**Problem to solve:** Every line below should be copied exactly; drop the pictures.

--- Begin Records shown ---

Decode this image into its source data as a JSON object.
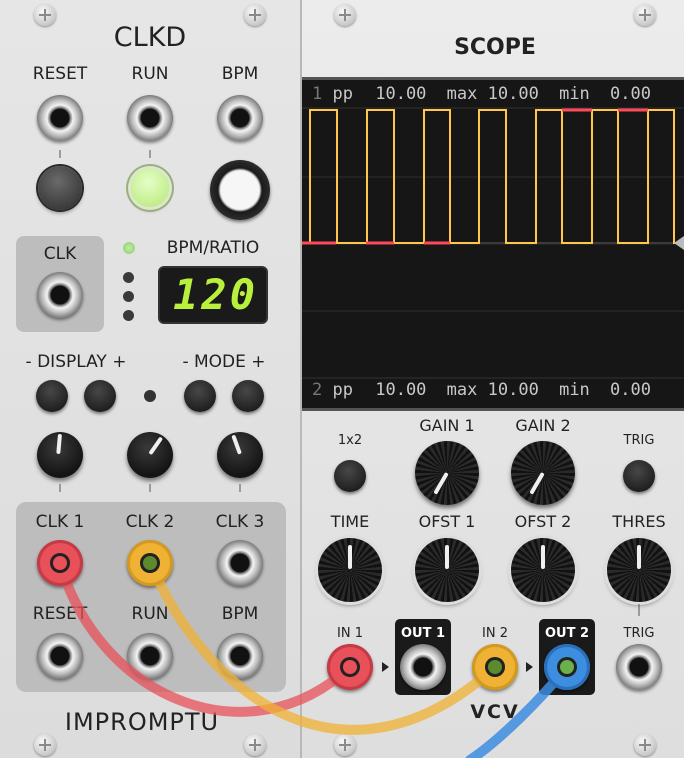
{
  "clkd": {
    "title": "CLKD",
    "top_labels": [
      "RESET",
      "RUN",
      "BPM"
    ],
    "clk_label": "CLK",
    "bpm_ratio_label": "BPM/RATIO",
    "display_value": "120",
    "display_label": "- DISPLAY +",
    "mode_label": "- MODE +",
    "out_labels": [
      "CLK 1",
      "CLK 2",
      "CLK 3"
    ],
    "in_labels": [
      "RESET",
      "RUN",
      "BPM"
    ],
    "brand": "IMPROMPTU"
  },
  "scope": {
    "title": "SCOPE",
    "readout1": {
      "ch": "1",
      "pp": "pp",
      "pp_val": "10.00",
      "max": "max",
      "max_val": "10.00",
      "min": "min",
      "min_val": "0.00"
    },
    "readout2": {
      "ch": "2",
      "pp": "pp",
      "pp_val": "10.00",
      "max": "max",
      "max_val": "10.00",
      "min": "min",
      "min_val": "0.00"
    },
    "mode_label": "1x2",
    "gain1": "GAIN 1",
    "gain2": "GAIN 2",
    "trig_btn_label": "TRIG",
    "time": "TIME",
    "ofst1": "OFST 1",
    "ofst2": "OFST 2",
    "thres": "THRES",
    "in1": "IN 1",
    "out1": "OUT 1",
    "in2": "IN 2",
    "out2": "OUT 2",
    "trig_in": "TRIG",
    "brand": "VCV"
  },
  "colors": {
    "cable_red": "#e8505a",
    "cable_yellow": "#f0b234",
    "cable_blue": "#3d8de0",
    "trace_yellow": "#ffc64a",
    "trace_red": "#ff4a5a",
    "led_green": "#c4ee8c",
    "lcd_green": "#b8f03c"
  }
}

--- End Records shown ---

**Reply:**
Decode this image into its source data as a JSON object.
{
  "clkd": {
    "title": "CLKD",
    "top_labels": [
      "RESET",
      "RUN",
      "BPM"
    ],
    "clk_label": "CLK",
    "bpm_ratio_label": "BPM/RATIO",
    "display_value": "120",
    "display_label": "- DISPLAY +",
    "mode_label": "- MODE +",
    "out_labels": [
      "CLK 1",
      "CLK 2",
      "CLK 3"
    ],
    "in_labels": [
      "RESET",
      "RUN",
      "BPM"
    ],
    "brand": "IMPROMPTU"
  },
  "scope": {
    "title": "SCOPE",
    "readout1": {
      "ch": "1",
      "pp": "pp",
      "pp_val": "10.00",
      "max": "max",
      "max_val": "10.00",
      "min": "min",
      "min_val": "0.00"
    },
    "readout2": {
      "ch": "2",
      "pp": "pp",
      "pp_val": "10.00",
      "max": "max",
      "max_val": "10.00",
      "min": "min",
      "min_val": "0.00"
    },
    "mode_label": "1x2",
    "gain1": "GAIN 1",
    "gain2": "GAIN 2",
    "trig_btn_label": "TRIG",
    "time": "TIME",
    "ofst1": "OFST 1",
    "ofst2": "OFST 2",
    "thres": "THRES",
    "in1": "IN 1",
    "out1": "OUT 1",
    "in2": "IN 2",
    "out2": "OUT 2",
    "trig_in": "TRIG",
    "brand": "VCV"
  },
  "colors": {
    "cable_red": "#e8505a",
    "cable_yellow": "#f0b234",
    "cable_blue": "#3d8de0",
    "trace_yellow": "#ffc64a",
    "trace_red": "#ff4a5a",
    "led_green": "#c4ee8c",
    "lcd_green": "#b8f03c"
  }
}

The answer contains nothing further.